(Work to do) Pull every line of the entries that has the word "icon".

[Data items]
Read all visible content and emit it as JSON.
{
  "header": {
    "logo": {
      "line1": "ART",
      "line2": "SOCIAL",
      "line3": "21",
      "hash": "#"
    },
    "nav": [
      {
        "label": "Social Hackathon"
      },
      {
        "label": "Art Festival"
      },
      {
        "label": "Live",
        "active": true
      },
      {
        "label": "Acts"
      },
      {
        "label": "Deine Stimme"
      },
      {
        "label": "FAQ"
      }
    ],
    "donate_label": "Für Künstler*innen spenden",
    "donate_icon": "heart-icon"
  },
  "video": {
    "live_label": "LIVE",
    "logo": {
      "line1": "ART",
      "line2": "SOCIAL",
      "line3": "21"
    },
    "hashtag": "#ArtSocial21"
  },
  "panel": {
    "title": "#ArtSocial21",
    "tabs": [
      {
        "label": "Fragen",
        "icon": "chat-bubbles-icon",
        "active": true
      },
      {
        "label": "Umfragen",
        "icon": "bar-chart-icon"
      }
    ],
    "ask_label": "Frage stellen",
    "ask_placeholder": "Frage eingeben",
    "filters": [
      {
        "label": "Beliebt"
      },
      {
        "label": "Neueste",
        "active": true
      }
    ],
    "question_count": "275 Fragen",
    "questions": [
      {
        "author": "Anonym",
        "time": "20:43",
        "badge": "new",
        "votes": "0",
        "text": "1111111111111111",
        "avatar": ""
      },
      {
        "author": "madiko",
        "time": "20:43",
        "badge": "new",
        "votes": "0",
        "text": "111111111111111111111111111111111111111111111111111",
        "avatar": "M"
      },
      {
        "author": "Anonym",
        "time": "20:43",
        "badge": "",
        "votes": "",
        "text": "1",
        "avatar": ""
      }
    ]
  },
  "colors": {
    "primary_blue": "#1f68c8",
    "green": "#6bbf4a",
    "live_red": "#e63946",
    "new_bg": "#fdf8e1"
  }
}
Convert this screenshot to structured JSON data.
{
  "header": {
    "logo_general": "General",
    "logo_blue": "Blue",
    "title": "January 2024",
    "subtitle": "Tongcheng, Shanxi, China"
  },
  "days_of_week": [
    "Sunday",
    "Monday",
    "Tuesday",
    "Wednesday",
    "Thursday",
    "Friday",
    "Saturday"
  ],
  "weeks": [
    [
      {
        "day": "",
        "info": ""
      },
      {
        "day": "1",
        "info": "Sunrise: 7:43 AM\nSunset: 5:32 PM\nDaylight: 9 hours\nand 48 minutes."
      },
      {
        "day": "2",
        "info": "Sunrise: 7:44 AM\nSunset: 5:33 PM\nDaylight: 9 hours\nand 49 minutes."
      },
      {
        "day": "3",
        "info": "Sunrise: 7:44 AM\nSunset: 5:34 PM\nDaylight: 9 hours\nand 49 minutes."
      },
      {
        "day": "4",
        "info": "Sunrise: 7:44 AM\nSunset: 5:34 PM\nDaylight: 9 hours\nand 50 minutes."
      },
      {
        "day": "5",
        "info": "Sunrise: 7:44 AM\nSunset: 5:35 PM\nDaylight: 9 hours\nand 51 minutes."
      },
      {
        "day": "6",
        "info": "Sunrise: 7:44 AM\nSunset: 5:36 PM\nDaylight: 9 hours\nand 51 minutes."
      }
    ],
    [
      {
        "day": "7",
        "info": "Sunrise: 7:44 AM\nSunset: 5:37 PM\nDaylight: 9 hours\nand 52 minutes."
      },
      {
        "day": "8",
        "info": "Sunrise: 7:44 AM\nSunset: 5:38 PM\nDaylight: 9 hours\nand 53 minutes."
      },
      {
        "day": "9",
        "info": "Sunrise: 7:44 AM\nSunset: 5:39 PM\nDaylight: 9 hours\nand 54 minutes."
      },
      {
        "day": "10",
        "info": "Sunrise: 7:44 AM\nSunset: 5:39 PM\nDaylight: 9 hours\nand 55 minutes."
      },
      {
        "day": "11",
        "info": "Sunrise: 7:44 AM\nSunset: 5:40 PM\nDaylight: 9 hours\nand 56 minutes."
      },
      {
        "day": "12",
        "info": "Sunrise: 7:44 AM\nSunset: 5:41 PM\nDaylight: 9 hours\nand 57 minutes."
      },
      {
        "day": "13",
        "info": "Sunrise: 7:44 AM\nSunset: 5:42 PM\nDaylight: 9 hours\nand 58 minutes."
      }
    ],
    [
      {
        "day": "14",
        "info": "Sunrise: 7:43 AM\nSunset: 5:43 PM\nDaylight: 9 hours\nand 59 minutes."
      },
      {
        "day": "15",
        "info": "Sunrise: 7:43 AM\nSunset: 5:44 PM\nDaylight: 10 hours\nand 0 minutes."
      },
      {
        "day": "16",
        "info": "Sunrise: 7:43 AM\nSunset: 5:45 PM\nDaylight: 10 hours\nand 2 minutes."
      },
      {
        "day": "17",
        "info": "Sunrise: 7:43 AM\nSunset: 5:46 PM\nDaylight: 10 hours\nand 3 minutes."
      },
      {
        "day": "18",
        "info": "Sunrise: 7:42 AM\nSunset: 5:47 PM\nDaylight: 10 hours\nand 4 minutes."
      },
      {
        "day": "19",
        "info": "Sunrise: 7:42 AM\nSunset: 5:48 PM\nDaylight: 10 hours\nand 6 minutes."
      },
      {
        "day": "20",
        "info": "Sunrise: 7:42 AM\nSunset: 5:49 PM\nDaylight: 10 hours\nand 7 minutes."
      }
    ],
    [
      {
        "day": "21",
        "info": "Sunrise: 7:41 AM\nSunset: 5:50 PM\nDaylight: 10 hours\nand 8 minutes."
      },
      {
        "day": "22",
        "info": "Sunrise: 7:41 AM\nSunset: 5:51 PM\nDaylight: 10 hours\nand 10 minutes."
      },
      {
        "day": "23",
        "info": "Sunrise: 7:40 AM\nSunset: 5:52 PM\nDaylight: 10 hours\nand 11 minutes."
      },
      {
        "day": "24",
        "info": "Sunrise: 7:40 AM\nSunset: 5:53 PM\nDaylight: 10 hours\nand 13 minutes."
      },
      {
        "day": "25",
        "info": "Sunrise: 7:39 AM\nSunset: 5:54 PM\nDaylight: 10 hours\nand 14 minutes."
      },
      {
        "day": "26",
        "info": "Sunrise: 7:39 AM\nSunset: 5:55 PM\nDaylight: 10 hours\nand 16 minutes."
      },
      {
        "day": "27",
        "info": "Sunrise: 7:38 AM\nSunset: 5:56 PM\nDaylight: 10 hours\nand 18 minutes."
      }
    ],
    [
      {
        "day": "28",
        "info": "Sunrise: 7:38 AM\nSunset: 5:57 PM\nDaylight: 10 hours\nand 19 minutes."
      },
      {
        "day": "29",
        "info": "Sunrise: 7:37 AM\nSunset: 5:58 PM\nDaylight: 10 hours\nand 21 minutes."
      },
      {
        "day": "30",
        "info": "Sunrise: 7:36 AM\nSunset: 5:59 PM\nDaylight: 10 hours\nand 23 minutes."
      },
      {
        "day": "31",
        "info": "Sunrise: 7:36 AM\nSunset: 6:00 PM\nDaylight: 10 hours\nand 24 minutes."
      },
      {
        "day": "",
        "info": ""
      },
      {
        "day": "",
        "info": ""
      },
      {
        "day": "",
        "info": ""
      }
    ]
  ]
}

(Exercise result)
    "donate_icon": "heart-icon"
        "icon": "chat-bubbles-icon",
        "icon": "bar-chart-icon"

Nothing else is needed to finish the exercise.